● **What is expected**
Determine how many lines include the word "Tenku", then give that number and nothing more.

● **Input material**
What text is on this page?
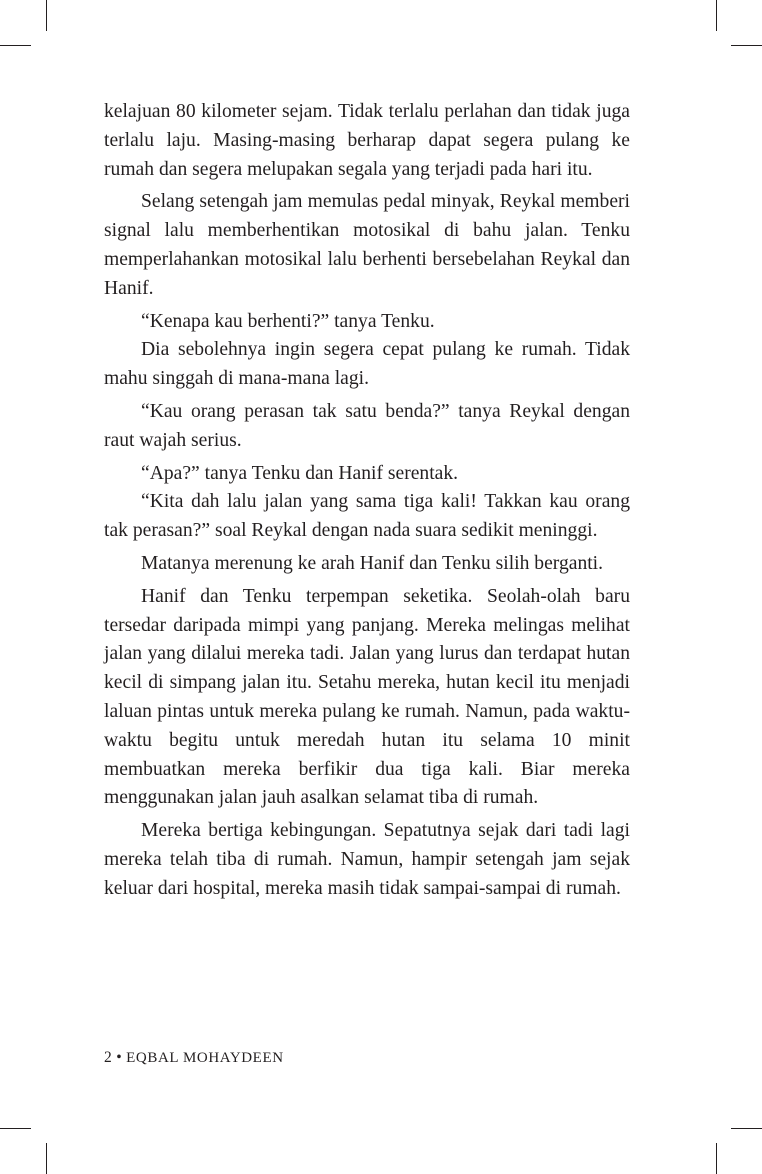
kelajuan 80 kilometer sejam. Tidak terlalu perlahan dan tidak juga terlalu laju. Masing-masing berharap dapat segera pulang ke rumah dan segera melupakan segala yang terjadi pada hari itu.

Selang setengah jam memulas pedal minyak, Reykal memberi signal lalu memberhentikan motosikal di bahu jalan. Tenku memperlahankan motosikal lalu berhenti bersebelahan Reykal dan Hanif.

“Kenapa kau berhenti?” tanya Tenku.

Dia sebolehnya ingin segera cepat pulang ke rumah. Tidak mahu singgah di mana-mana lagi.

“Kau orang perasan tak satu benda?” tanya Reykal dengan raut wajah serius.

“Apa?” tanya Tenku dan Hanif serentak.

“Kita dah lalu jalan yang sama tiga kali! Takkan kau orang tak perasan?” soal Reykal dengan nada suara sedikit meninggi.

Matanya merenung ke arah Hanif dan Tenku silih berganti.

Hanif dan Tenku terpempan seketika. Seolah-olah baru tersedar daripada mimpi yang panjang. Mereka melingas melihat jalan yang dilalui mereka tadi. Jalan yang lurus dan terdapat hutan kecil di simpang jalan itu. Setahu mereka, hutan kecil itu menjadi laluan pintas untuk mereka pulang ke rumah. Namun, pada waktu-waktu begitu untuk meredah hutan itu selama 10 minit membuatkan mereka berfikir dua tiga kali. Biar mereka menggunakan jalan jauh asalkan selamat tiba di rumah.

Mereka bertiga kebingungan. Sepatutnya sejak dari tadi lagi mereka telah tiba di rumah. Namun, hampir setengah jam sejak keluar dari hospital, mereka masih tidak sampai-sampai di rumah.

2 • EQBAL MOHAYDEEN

● **Task response**
5